## RECORDS PROVIDED
====================
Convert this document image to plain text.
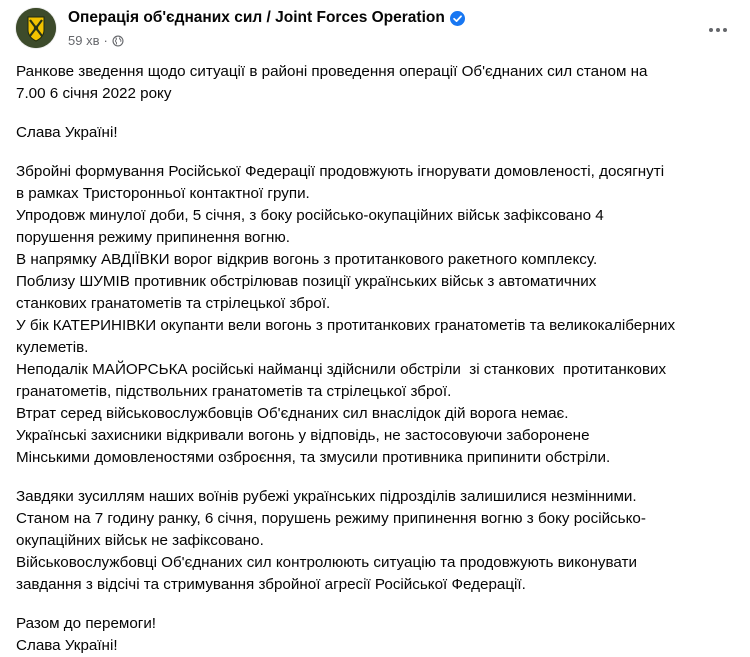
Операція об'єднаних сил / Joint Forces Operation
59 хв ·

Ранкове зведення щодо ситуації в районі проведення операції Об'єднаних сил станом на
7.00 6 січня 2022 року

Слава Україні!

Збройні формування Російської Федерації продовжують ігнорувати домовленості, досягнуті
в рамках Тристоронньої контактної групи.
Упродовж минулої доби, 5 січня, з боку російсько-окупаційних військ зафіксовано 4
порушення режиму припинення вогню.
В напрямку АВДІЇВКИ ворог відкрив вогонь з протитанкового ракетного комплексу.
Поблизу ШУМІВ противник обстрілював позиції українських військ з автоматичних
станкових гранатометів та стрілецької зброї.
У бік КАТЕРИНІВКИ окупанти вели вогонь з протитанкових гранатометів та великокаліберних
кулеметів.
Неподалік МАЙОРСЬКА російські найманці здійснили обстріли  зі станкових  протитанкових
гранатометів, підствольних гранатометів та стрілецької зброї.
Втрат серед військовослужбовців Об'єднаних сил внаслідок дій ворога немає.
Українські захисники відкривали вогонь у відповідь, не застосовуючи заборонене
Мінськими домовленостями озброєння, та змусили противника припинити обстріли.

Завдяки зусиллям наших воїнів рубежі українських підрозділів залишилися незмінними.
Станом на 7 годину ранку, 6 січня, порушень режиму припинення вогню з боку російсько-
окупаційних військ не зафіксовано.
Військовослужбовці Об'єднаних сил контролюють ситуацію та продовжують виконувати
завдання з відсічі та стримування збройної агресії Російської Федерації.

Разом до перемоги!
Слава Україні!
====================
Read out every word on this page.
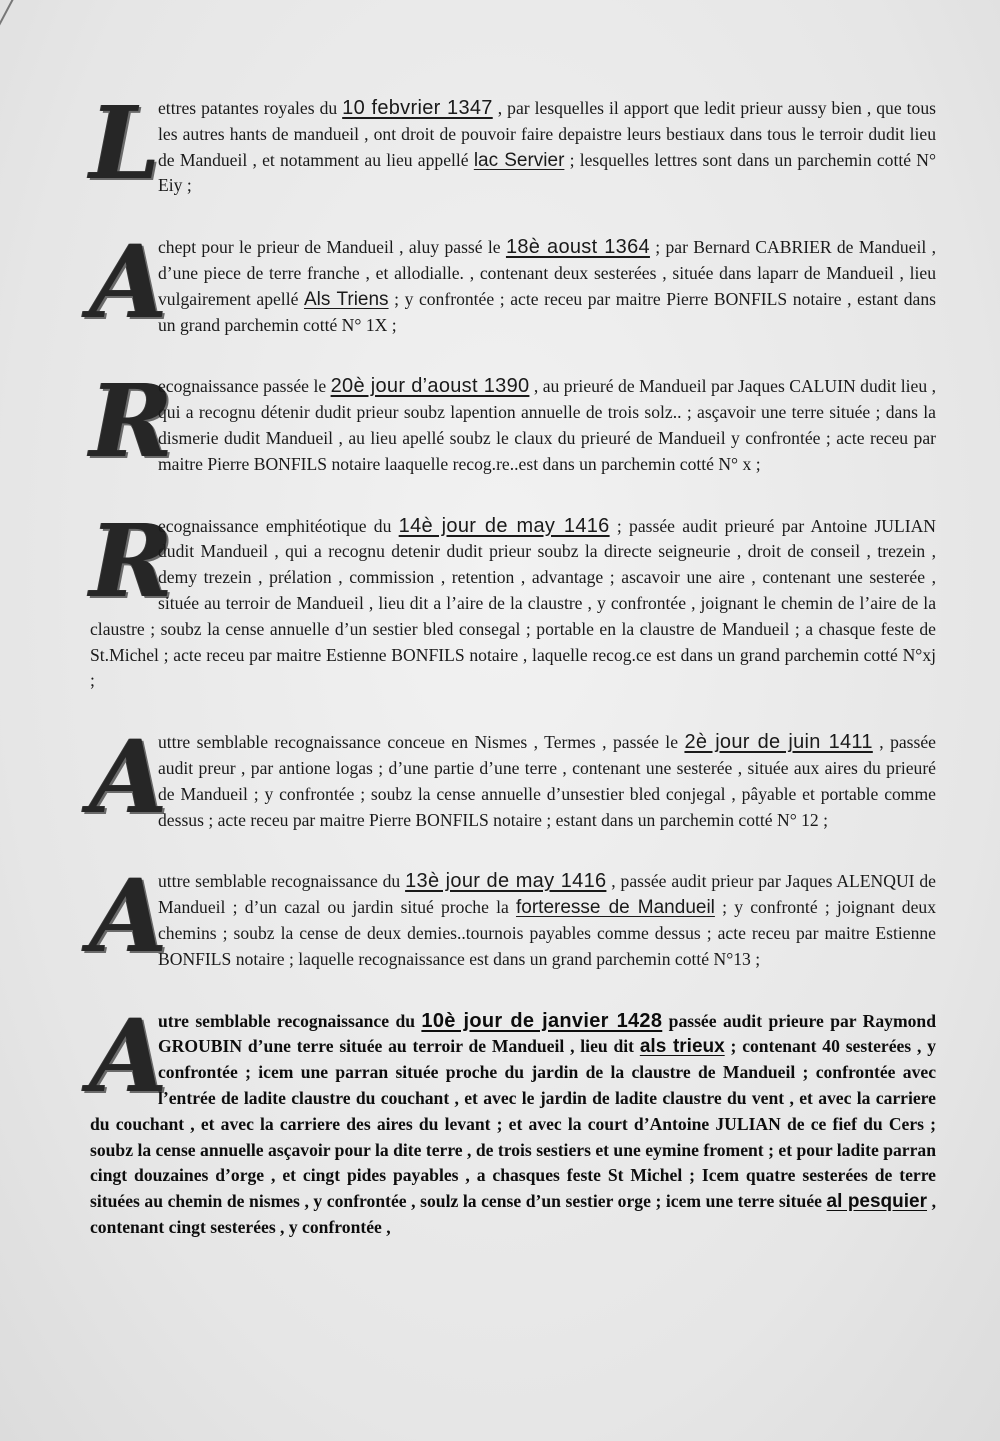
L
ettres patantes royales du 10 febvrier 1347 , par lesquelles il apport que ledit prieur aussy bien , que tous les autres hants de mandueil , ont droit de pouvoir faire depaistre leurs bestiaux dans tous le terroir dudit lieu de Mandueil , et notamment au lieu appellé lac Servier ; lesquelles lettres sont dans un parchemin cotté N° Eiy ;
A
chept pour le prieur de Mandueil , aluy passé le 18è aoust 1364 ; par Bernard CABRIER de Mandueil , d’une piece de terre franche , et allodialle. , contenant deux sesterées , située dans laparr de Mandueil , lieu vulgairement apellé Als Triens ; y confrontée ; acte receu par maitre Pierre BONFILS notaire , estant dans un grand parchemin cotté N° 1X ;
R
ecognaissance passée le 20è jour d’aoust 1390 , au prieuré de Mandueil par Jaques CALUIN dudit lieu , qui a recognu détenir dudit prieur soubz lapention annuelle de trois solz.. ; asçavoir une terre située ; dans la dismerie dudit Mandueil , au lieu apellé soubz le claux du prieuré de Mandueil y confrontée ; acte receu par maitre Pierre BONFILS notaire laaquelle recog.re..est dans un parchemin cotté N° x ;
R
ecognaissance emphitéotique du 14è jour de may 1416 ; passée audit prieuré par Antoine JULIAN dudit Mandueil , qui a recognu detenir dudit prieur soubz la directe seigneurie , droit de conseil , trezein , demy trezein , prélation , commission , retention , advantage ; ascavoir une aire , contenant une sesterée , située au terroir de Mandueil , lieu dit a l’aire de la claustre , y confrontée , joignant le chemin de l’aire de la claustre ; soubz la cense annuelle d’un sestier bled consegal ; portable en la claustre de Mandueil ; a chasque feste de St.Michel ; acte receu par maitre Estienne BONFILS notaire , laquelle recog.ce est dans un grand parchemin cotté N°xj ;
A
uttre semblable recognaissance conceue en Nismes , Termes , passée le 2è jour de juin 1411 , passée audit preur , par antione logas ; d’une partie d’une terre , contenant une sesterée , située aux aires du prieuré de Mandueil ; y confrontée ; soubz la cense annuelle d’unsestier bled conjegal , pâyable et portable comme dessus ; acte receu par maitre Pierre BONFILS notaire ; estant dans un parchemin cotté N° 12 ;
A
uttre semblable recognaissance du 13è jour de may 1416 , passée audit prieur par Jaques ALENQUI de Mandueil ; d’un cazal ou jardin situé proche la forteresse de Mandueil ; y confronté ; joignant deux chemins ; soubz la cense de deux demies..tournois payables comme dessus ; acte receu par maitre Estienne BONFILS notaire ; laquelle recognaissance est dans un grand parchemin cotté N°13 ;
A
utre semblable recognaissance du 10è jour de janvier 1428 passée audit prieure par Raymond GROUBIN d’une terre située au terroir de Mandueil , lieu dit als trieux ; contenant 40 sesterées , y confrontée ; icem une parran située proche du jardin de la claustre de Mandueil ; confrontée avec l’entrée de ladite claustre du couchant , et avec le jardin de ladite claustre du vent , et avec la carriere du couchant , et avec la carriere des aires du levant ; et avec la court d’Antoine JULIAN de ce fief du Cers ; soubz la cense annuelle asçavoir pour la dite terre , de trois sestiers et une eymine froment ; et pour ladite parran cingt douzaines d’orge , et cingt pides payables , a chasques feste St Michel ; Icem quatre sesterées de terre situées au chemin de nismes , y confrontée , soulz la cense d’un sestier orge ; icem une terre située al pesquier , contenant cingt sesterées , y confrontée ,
====================
## EXERCISE REQUIREMENTS
From the entries, copy out each line containing the word "українських".

## FINISHED TASK
Поблизу ШУМІВ противник обстрілював позиції українських військ з автоматичних
Завдяки зусиллям наших воїнів рубежі українських підрозділів залишилися незмінними.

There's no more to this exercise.